Task material
=====

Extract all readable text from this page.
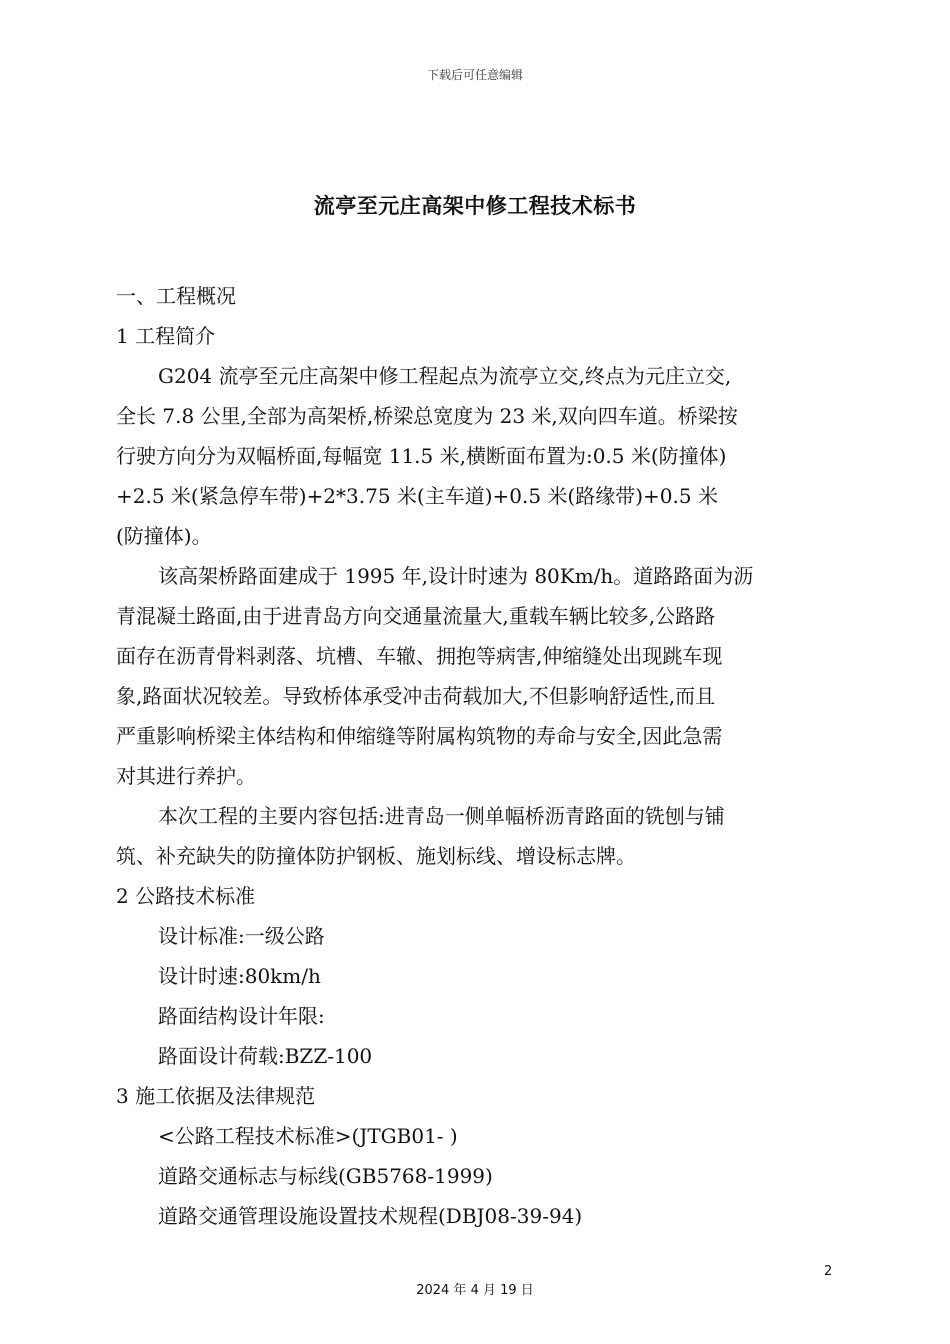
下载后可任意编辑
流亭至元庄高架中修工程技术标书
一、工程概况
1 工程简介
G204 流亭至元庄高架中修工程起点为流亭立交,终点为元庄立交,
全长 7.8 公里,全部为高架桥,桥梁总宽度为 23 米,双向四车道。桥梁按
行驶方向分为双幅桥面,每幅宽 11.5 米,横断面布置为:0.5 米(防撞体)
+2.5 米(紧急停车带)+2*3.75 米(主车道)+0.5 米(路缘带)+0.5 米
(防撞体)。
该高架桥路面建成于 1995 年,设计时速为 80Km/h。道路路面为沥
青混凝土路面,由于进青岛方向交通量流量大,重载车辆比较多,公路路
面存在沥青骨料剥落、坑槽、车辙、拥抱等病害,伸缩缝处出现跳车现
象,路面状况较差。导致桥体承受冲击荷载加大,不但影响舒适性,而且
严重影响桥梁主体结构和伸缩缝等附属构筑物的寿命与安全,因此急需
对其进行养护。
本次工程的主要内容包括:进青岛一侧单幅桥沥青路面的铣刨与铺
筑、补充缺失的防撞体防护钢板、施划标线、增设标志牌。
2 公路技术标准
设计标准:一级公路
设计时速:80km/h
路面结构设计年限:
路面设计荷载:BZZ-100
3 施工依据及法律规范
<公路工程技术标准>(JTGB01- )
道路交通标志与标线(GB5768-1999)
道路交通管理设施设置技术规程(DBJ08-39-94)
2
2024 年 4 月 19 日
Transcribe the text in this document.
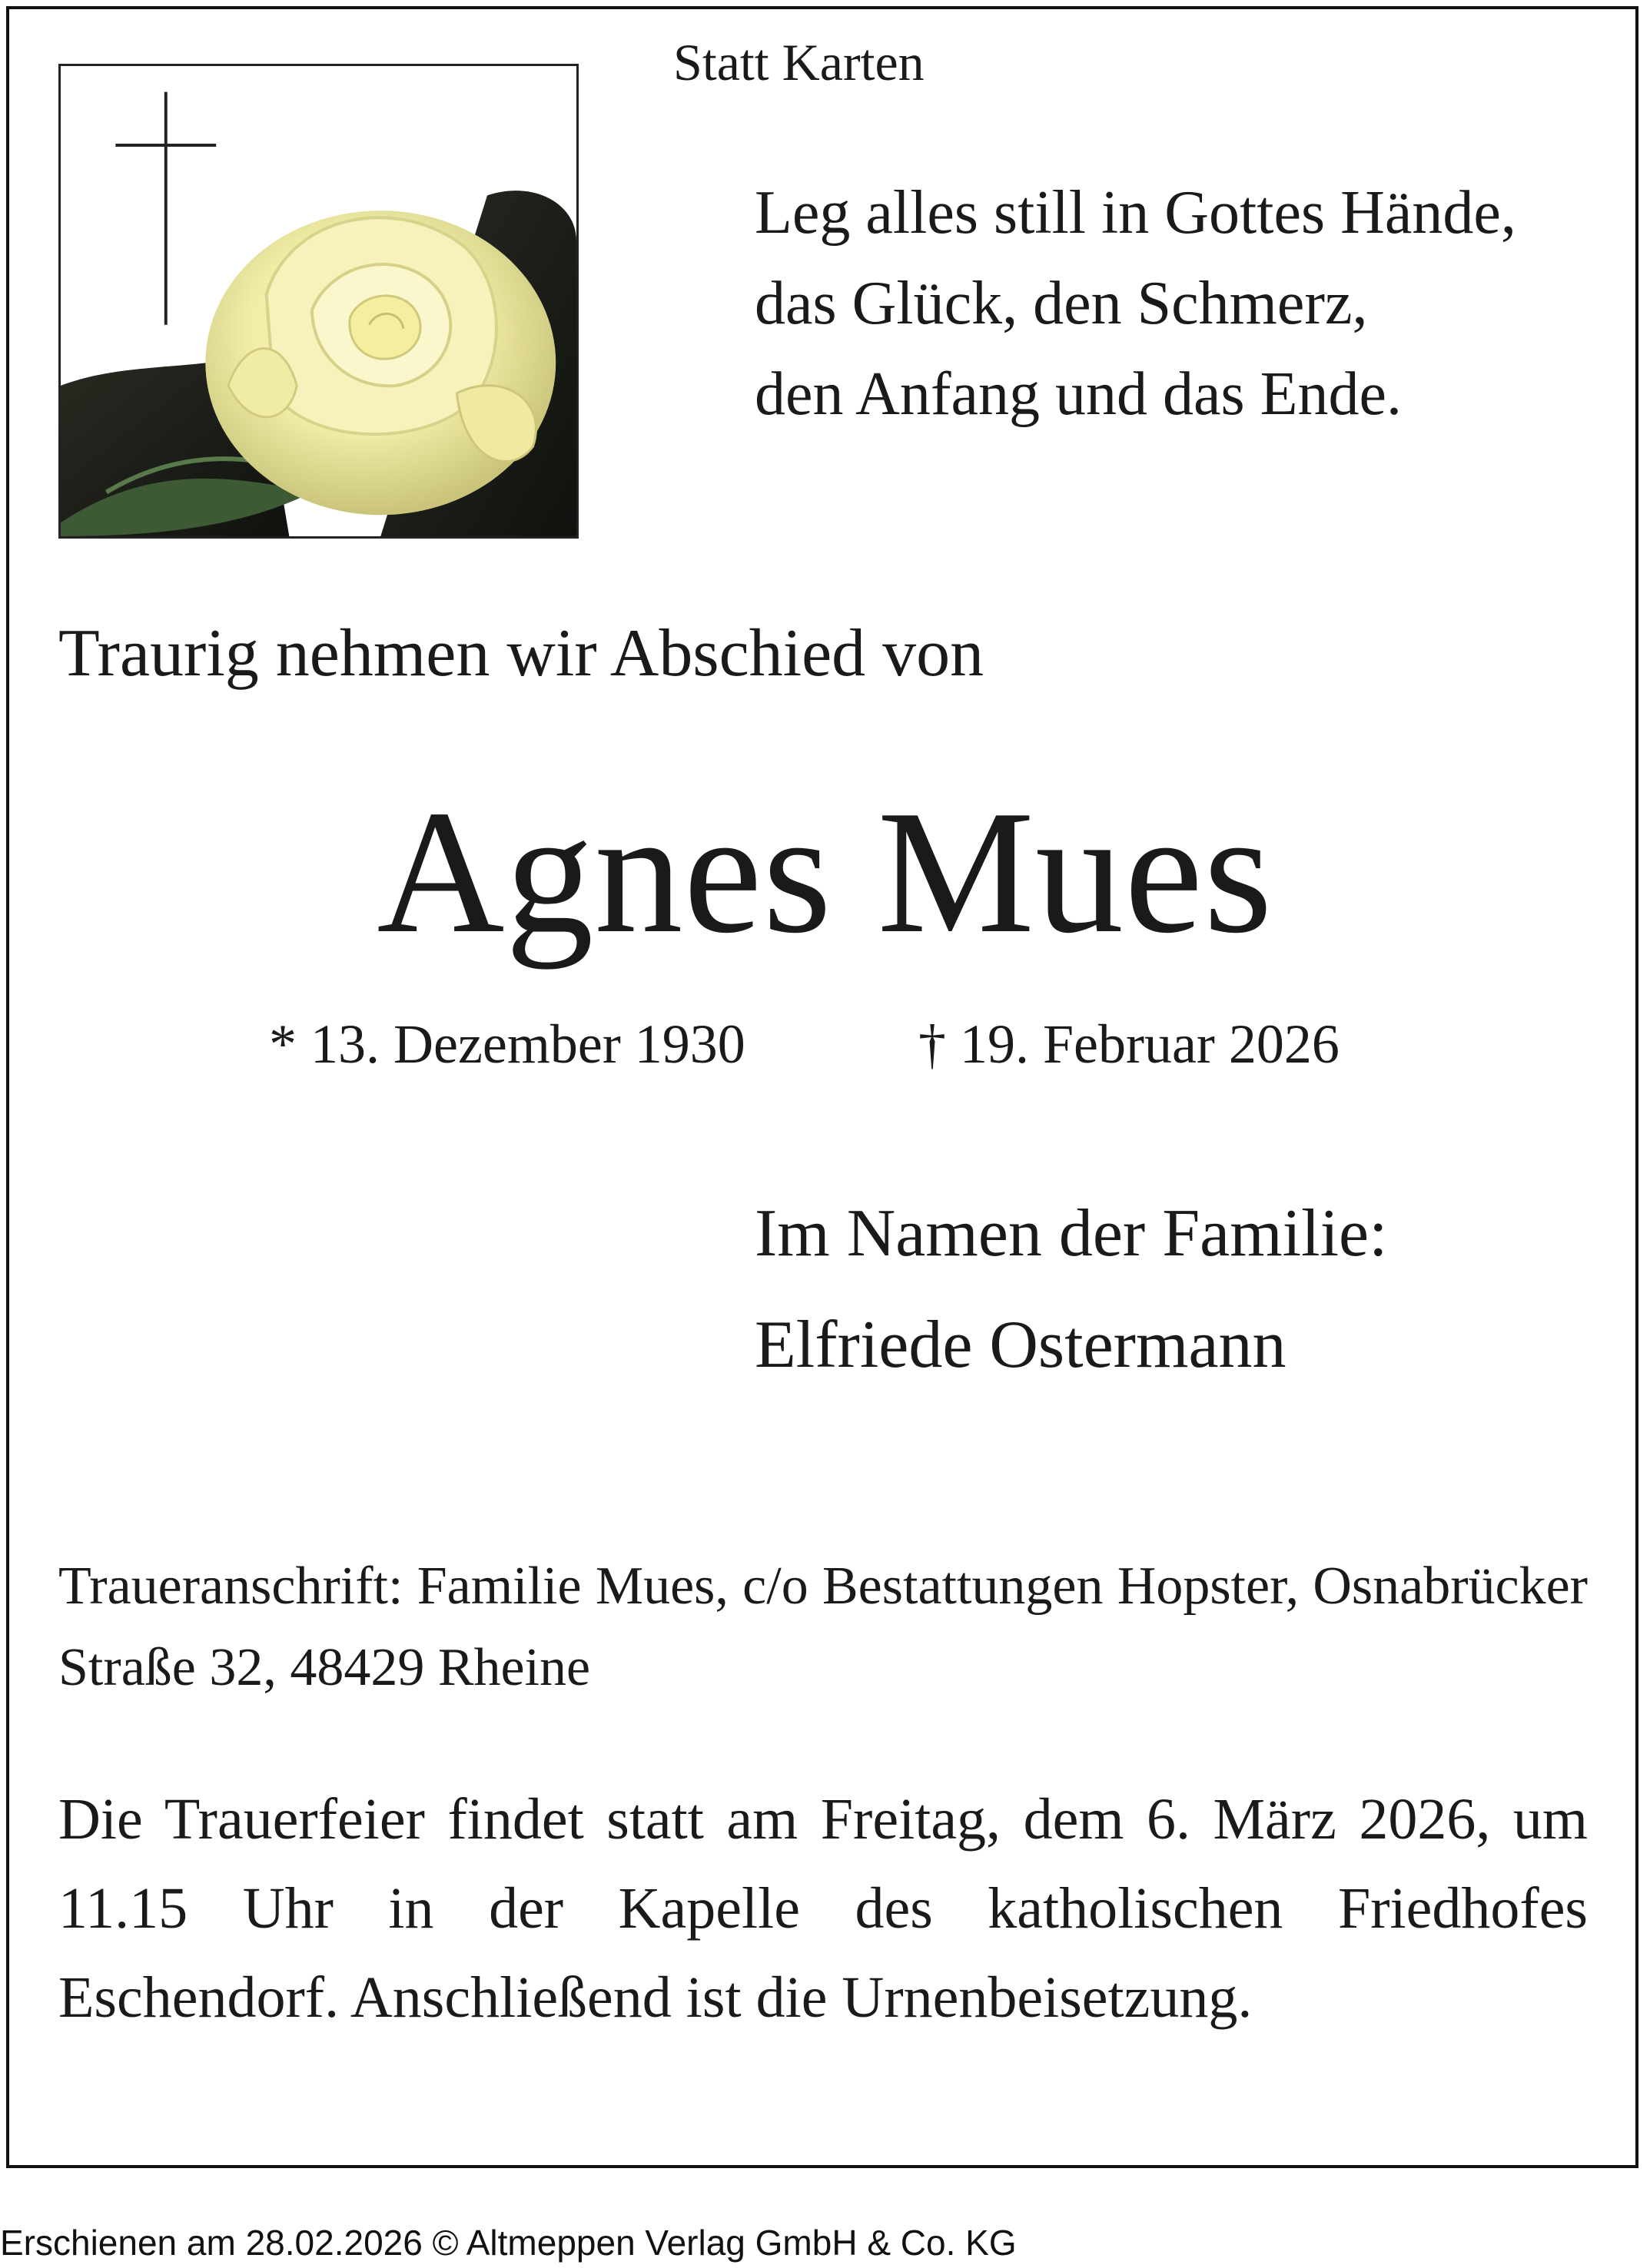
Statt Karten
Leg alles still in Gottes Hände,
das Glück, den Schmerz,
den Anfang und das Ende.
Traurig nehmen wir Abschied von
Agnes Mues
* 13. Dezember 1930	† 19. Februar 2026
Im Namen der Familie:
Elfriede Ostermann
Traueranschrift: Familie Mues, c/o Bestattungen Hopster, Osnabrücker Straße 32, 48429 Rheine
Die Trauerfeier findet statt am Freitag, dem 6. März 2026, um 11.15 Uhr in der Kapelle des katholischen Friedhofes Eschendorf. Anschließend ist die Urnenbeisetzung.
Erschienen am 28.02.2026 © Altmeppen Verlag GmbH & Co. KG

=====

The problem
What is the number of lines that hold the string "Familie"? Reply with that number alone.

Result of the exercise
2